### WHAT IS BEING ASKED:
Images are excluded; otherwise, output every record exactly.

##### SUPPLIED DATA #####

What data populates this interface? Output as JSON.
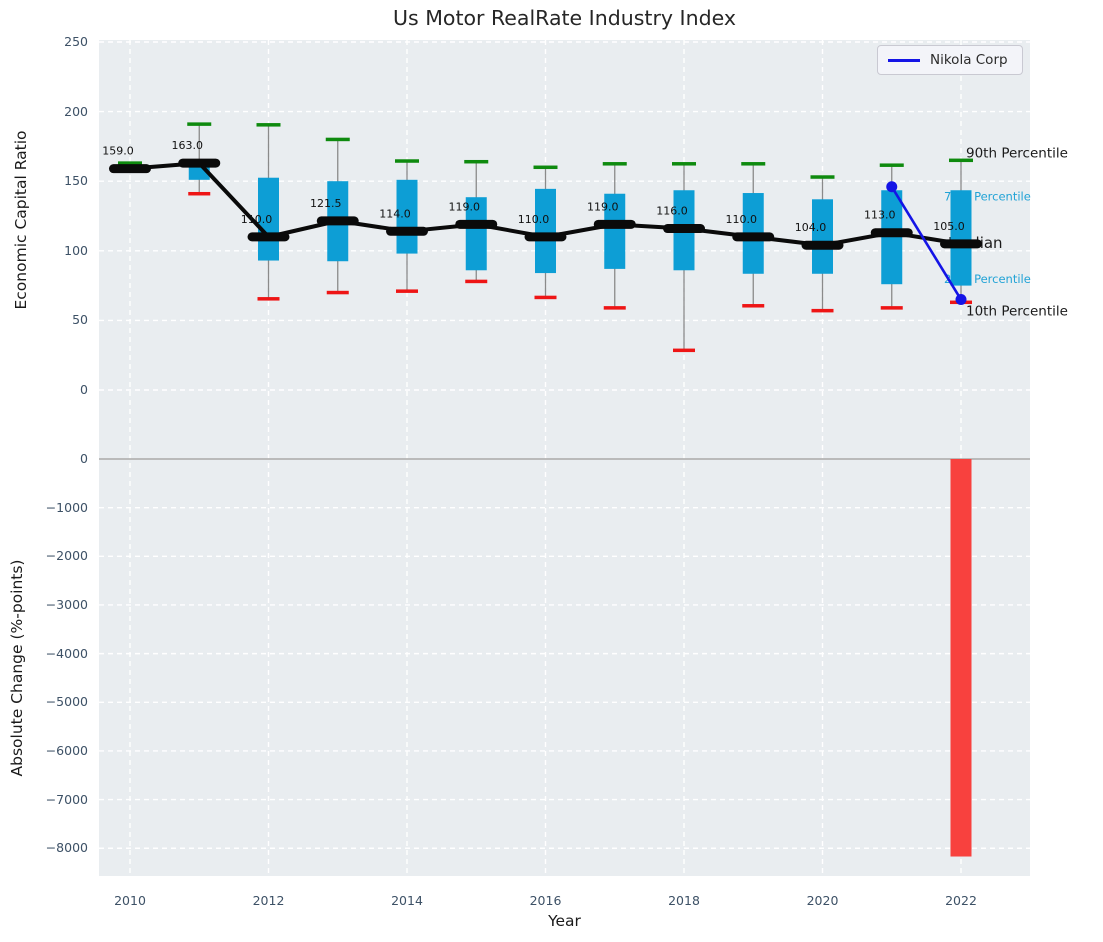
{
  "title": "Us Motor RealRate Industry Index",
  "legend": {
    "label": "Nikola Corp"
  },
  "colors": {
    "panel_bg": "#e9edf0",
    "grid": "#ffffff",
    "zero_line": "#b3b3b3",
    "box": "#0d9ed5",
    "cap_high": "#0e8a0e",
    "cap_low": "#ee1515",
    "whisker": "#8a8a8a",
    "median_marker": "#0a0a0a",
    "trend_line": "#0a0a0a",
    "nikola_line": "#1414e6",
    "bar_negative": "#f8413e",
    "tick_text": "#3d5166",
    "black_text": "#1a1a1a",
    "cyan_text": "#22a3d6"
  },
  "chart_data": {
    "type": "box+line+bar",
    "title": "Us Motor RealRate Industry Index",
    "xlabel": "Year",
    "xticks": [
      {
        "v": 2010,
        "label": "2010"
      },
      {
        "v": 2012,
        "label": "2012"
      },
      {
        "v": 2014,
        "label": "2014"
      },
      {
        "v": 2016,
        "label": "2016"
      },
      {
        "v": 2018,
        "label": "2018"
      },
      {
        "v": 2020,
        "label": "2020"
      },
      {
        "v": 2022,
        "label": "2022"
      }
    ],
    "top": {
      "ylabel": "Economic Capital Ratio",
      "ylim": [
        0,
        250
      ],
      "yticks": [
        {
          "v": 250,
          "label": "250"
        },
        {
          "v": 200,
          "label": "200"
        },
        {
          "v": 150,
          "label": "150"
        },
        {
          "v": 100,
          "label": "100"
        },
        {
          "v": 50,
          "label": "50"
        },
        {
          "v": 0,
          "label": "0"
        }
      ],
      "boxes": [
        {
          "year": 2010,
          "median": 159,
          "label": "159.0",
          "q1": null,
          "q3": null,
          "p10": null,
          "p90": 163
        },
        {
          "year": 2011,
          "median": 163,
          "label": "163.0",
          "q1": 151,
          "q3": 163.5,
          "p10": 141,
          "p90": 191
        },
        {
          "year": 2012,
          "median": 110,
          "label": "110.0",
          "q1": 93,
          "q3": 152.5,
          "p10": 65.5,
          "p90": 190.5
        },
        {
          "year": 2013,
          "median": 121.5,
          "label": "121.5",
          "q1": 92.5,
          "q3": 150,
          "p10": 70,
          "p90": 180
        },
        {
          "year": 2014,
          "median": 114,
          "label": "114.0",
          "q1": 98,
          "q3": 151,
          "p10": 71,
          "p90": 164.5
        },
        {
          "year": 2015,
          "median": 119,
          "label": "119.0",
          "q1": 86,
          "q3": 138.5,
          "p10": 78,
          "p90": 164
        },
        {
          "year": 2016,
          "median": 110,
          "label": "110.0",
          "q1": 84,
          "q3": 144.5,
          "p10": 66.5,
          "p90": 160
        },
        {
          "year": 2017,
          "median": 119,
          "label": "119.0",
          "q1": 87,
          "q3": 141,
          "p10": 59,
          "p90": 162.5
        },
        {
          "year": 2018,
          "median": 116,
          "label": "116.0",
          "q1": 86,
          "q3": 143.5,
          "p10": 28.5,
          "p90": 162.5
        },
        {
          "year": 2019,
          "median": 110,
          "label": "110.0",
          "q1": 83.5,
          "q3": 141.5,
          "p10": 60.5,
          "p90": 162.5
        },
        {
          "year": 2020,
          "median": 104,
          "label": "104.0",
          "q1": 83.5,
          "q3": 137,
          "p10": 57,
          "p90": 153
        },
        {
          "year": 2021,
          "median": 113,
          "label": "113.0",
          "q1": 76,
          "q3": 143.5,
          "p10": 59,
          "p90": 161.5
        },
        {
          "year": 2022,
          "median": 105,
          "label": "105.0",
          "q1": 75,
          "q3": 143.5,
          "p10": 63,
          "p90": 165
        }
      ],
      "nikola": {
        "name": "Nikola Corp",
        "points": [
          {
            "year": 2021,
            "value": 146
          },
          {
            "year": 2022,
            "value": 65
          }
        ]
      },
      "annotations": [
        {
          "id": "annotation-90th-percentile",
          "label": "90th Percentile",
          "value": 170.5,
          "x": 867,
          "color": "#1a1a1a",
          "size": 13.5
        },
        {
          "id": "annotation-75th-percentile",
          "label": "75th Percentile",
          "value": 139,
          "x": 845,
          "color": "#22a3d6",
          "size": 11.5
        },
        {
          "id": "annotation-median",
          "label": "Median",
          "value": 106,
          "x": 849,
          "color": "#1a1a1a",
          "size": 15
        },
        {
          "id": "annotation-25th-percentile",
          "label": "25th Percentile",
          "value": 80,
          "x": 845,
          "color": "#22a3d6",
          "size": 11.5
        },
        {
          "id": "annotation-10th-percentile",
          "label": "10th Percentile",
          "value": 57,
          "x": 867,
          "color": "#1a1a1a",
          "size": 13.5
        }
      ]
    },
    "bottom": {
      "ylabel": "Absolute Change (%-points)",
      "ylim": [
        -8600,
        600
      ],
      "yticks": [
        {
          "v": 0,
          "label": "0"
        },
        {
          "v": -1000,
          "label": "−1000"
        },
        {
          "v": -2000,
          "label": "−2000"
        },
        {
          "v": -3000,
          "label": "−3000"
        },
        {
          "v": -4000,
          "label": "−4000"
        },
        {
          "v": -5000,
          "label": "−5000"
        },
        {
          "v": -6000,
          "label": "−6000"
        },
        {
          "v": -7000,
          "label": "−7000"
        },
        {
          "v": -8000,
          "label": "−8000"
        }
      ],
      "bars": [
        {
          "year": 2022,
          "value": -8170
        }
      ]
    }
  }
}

#####

### ANSWER TO THE EXERCISE:
What data populates this interface? Output as JSON.
{
  "title": "Us Motor RealRate Industry Index",
  "legend": {
    "label": "Nikola Corp"
  },
  "colors": {
    "panel_bg": "#e9edf0",
    "grid": "#ffffff",
    "zero_line": "#b3b3b3",
    "box": "#0d9ed5",
    "cap_high": "#0e8a0e",
    "cap_low": "#ee1515",
    "whisker": "#8a8a8a",
    "median_marker": "#0a0a0a",
    "trend_line": "#0a0a0a",
    "nikola_line": "#1414e6",
    "bar_negative": "#f8413e",
    "tick_text": "#3d5166",
    "black_text": "#1a1a1a",
    "cyan_text": "#22a3d6"
  },
  "chart_data": {
    "type": "box+line+bar",
    "title": "Us Motor RealRate Industry Index",
    "xlabel": "Year",
    "xticks": [
      {
        "v": 2010,
        "label": "2010"
      },
      {
        "v": 2012,
        "label": "2012"
      },
      {
        "v": 2014,
        "label": "2014"
      },
      {
        "v": 2016,
        "label": "2016"
      },
      {
        "v": 2018,
        "label": "2018"
      },
      {
        "v": 2020,
        "label": "2020"
      },
      {
        "v": 2022,
        "label": "2022"
      }
    ],
    "top": {
      "ylabel": "Economic Capital Ratio",
      "ylim": [
        0,
        250
      ],
      "yticks": [
        {
          "v": 250,
          "label": "250"
        },
        {
          "v": 200,
          "label": "200"
        },
        {
          "v": 150,
          "label": "150"
        },
        {
          "v": 100,
          "label": "100"
        },
        {
          "v": 50,
          "label": "50"
        },
        {
          "v": 0,
          "label": "0"
        }
      ],
      "boxes": [
        {
          "year": 2010,
          "median": 159,
          "label": "159.0",
          "q1": null,
          "q3": null,
          "p10": null,
          "p90": 163
        },
        {
          "year": 2011,
          "median": 163,
          "label": "163.0",
          "q1": 151,
          "q3": 163.5,
          "p10": 141,
          "p90": 191
        },
        {
          "year": 2012,
          "median": 110,
          "label": "110.0",
          "q1": 93,
          "q3": 152.5,
          "p10": 65.5,
          "p90": 190.5
        },
        {
          "year": 2013,
          "median": 121.5,
          "label": "121.5",
          "q1": 92.5,
          "q3": 150,
          "p10": 70,
          "p90": 180
        },
        {
          "year": 2014,
          "median": 114,
          "label": "114.0",
          "q1": 98,
          "q3": 151,
          "p10": 71,
          "p90": 164.5
        },
        {
          "year": 2015,
          "median": 119,
          "label": "119.0",
          "q1": 86,
          "q3": 138.5,
          "p10": 78,
          "p90": 164
        },
        {
          "year": 2016,
          "median": 110,
          "label": "110.0",
          "q1": 84,
          "q3": 144.5,
          "p10": 66.5,
          "p90": 160
        },
        {
          "year": 2017,
          "median": 119,
          "label": "119.0",
          "q1": 87,
          "q3": 141,
          "p10": 59,
          "p90": 162.5
        },
        {
          "year": 2018,
          "median": 116,
          "label": "116.0",
          "q1": 86,
          "q3": 143.5,
          "p10": 28.5,
          "p90": 162.5
        },
        {
          "year": 2019,
          "median": 110,
          "label": "110.0",
          "q1": 83.5,
          "q3": 141.5,
          "p10": 60.5,
          "p90": 162.5
        },
        {
          "year": 2020,
          "median": 104,
          "label": "104.0",
          "q1": 83.5,
          "q3": 137,
          "p10": 57,
          "p90": 153
        },
        {
          "year": 2021,
          "median": 113,
          "label": "113.0",
          "q1": 76,
          "q3": 143.5,
          "p10": 59,
          "p90": 161.5
        },
        {
          "year": 2022,
          "median": 105,
          "label": "105.0",
          "q1": 75,
          "q3": 143.5,
          "p10": 63,
          "p90": 165
        }
      ],
      "nikola": {
        "name": "Nikola Corp",
        "points": [
          {
            "year": 2021,
            "value": 146
          },
          {
            "year": 2022,
            "value": 65
          }
        ]
      },
      "annotations": [
        {
          "id": "annotation-90th-percentile",
          "label": "90th Percentile",
          "value": 170.5,
          "x": 867,
          "color": "#1a1a1a",
          "size": 13.5
        },
        {
          "id": "annotation-75th-percentile",
          "label": "75th Percentile",
          "value": 139,
          "x": 845,
          "color": "#22a3d6",
          "size": 11.5
        },
        {
          "id": "annotation-median",
          "label": "Median",
          "value": 106,
          "x": 849,
          "color": "#1a1a1a",
          "size": 15
        },
        {
          "id": "annotation-25th-percentile",
          "label": "25th Percentile",
          "value": 80,
          "x": 845,
          "color": "#22a3d6",
          "size": 11.5
        },
        {
          "id": "annotation-10th-percentile",
          "label": "10th Percentile",
          "value": 57,
          "x": 867,
          "color": "#1a1a1a",
          "size": 13.5
        }
      ]
    },
    "bottom": {
      "ylabel": "Absolute Change (%-points)",
      "ylim": [
        -8600,
        600
      ],
      "yticks": [
        {
          "v": 0,
          "label": "0"
        },
        {
          "v": -1000,
          "label": "−1000"
        },
        {
          "v": -2000,
          "label": "−2000"
        },
        {
          "v": -3000,
          "label": "−3000"
        },
        {
          "v": -4000,
          "label": "−4000"
        },
        {
          "v": -5000,
          "label": "−5000"
        },
        {
          "v": -6000,
          "label": "−6000"
        },
        {
          "v": -7000,
          "label": "−7000"
        },
        {
          "v": -8000,
          "label": "−8000"
        }
      ],
      "bars": [
        {
          "year": 2022,
          "value": -8170
        }
      ]
    }
  }
}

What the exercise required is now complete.